- Stated problem: Starting with the line that contains "What data was", copy every line through the end of the data below, exactly and with nothing added.
** start of Provided data **
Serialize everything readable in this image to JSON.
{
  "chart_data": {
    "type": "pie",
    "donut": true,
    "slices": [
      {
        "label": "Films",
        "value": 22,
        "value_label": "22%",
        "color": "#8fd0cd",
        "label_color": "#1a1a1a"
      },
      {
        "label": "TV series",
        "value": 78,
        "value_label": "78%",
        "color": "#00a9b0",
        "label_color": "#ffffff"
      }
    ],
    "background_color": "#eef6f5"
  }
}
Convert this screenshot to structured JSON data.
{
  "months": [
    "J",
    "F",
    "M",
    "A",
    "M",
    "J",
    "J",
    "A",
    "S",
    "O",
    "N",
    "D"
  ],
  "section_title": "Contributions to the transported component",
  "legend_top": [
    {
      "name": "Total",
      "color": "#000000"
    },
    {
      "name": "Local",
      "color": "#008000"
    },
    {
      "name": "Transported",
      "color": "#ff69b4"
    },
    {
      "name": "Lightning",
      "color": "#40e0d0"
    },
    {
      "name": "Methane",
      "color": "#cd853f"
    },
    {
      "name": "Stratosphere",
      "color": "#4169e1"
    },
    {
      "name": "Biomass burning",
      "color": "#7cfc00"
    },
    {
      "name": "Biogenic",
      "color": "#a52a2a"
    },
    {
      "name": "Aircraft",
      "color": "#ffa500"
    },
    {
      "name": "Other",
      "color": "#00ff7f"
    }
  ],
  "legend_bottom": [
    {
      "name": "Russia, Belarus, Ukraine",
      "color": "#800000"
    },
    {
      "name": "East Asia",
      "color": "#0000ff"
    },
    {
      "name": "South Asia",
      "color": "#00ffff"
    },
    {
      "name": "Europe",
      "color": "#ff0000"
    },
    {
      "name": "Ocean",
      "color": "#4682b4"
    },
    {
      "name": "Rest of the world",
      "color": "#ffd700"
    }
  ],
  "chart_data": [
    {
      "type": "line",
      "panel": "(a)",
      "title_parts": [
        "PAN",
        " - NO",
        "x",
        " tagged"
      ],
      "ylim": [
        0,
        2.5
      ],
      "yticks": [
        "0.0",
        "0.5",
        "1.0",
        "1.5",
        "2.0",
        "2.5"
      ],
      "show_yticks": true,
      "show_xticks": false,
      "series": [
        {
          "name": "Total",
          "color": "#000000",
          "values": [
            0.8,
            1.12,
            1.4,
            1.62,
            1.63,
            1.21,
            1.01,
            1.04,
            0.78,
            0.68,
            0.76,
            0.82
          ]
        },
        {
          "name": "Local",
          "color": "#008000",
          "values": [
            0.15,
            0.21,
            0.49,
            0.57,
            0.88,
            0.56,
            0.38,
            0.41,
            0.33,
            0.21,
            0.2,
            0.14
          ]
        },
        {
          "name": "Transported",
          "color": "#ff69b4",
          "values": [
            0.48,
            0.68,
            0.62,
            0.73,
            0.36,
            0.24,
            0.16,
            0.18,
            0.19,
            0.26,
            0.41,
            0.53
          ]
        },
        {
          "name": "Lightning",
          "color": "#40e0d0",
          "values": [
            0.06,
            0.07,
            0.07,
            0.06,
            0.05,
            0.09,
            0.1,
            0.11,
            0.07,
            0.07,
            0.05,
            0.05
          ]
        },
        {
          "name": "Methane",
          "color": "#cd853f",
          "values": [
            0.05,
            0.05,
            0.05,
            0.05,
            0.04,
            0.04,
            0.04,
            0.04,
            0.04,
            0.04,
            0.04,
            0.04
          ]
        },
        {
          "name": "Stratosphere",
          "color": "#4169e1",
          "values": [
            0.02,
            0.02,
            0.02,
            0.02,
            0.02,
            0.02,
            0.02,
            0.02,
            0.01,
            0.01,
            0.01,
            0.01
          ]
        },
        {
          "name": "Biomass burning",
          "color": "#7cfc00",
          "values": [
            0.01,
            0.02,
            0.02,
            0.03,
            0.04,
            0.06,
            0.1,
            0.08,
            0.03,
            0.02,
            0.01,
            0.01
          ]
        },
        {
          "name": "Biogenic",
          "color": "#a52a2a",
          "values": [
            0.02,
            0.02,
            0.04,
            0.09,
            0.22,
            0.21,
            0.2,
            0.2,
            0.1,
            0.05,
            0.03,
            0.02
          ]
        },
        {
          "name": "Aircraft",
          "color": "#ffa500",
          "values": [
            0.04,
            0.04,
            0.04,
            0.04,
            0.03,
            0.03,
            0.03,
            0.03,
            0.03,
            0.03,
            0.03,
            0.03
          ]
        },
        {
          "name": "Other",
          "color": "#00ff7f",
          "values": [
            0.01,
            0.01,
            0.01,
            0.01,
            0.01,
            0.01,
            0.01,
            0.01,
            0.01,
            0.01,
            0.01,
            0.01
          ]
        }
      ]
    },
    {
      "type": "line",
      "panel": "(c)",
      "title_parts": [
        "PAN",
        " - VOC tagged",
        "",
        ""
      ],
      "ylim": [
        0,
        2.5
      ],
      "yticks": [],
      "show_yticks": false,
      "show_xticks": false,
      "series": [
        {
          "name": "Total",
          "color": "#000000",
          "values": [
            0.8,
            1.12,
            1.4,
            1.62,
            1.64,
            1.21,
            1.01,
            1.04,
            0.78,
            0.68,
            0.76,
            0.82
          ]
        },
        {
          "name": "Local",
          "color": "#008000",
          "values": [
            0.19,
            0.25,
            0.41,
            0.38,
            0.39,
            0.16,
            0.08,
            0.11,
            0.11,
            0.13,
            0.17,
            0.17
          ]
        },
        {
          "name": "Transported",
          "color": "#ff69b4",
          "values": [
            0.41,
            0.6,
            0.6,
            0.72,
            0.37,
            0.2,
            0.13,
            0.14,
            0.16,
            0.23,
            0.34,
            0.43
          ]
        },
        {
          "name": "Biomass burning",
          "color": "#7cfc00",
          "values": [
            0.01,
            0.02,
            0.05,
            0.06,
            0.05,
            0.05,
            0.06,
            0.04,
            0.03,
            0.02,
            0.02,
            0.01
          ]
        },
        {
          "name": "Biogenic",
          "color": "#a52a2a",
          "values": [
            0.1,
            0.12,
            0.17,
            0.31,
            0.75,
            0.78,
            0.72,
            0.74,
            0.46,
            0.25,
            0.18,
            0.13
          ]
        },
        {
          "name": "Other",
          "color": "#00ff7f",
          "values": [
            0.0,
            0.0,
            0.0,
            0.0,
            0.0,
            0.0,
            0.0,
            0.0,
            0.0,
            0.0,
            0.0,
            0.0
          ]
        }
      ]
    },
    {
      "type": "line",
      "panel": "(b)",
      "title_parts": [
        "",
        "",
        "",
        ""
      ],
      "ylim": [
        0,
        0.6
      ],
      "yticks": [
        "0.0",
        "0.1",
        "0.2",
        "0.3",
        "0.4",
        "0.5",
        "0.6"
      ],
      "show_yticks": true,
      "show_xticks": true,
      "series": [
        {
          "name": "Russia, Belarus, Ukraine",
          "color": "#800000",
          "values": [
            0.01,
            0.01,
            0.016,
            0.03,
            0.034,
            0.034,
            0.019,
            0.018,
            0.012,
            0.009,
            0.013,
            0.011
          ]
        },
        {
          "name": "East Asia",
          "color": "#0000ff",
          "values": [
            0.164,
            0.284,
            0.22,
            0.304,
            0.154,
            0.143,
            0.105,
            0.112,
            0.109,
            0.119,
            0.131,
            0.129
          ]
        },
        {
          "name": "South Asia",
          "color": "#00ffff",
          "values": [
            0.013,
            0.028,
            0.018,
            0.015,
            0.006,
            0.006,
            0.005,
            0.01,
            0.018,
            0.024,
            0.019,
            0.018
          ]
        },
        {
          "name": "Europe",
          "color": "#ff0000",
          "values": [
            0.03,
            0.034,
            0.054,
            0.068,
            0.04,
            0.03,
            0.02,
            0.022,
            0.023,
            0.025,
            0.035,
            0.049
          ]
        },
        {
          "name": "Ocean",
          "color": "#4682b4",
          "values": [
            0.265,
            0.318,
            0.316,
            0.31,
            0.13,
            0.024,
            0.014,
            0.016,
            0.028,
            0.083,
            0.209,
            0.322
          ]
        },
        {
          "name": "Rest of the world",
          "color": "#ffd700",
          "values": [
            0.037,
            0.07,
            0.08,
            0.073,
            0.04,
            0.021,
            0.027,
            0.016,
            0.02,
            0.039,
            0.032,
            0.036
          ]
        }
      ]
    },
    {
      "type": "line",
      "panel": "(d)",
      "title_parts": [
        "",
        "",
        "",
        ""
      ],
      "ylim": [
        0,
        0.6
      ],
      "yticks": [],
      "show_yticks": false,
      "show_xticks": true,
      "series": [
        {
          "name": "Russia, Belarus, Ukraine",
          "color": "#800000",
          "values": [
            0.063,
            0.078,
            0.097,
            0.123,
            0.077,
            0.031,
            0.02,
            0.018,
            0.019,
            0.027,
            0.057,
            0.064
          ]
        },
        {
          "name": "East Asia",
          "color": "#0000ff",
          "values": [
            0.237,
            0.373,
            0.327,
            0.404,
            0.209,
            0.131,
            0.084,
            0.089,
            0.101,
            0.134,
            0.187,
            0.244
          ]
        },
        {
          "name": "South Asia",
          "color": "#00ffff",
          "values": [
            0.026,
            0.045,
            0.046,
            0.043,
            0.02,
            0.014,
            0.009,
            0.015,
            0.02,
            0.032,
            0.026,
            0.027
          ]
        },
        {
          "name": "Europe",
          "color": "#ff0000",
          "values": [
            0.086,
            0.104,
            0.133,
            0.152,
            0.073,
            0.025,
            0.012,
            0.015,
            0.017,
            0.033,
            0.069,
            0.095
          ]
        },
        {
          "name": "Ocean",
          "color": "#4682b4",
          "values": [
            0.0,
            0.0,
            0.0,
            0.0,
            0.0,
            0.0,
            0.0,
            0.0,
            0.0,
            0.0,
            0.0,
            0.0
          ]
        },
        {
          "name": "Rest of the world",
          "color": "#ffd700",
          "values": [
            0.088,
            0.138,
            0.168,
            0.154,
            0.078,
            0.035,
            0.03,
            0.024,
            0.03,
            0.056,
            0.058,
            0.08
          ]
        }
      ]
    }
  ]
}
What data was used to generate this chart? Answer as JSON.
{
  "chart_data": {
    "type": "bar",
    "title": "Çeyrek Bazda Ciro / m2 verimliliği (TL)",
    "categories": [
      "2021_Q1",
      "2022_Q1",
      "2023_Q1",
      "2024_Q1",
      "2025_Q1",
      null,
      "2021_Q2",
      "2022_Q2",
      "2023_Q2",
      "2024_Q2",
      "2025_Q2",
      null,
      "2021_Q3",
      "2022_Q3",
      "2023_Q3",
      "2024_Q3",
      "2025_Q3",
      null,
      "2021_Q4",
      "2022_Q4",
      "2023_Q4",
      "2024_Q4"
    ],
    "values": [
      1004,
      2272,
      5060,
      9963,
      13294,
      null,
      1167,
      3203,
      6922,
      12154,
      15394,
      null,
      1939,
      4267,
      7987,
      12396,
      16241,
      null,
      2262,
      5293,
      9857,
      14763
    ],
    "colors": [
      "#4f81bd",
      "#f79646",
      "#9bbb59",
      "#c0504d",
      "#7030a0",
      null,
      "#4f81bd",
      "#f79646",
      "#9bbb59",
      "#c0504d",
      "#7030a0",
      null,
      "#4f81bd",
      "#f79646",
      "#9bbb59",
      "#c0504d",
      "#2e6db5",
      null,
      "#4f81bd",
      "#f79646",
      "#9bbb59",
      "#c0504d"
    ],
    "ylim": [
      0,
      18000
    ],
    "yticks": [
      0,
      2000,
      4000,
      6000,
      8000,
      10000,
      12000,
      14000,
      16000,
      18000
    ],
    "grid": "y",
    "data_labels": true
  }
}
** end of Provided data **
- Expected answer:
What data was used to generate this chart? Answer as JSON.
{
  "chart_data": {
    "type": "bar",
    "title": "Çeyrek Bazda Ciro / m2 verimliliği (TL)",
    "categories": [
      "2021_Q1",
      "2022_Q1",
      "2023_Q1",
      "2024_Q1",
      "2025_Q1",
      null,
      "2021_Q2",
      "2022_Q2",
      "2023_Q2",
      "2024_Q2",
      "2025_Q2",
      null,
      "2021_Q3",
      "2022_Q3",
      "2023_Q3",
      "2024_Q3",
      "2025_Q3",
      null,
      "2021_Q4",
      "2022_Q4",
      "2023_Q4",
      "2024_Q4"
    ],
    "values": [
      1004,
      2272,
      5060,
      9963,
      13294,
      null,
      1167,
      3203,
      6922,
      12154,
      15394,
      null,
      1939,
      4267,
      7987,
      12396,
      16241,
      null,
      2262,
      5293,
      9857,
      14763
    ],
    "colors": [
      "#4f81bd",
      "#f79646",
      "#9bbb59",
      "#c0504d",
      "#7030a0",
      null,
      "#4f81bd",
      "#f79646",
      "#9bbb59",
      "#c0504d",
      "#7030a0",
      null,
      "#4f81bd",
      "#f79646",
      "#9bbb59",
      "#c0504d",
      "#2e6db5",
      null,
      "#4f81bd",
      "#f79646",
      "#9bbb59",
      "#c0504d"
    ],
    "ylim": [
      0,
      18000
    ],
    "yticks": [
      0,
      2000,
      4000,
      6000,
      8000,
      10000,
      12000,
      14000,
      16000,
      18000
    ],
    "grid": "y",
    "data_labels": true
  }
}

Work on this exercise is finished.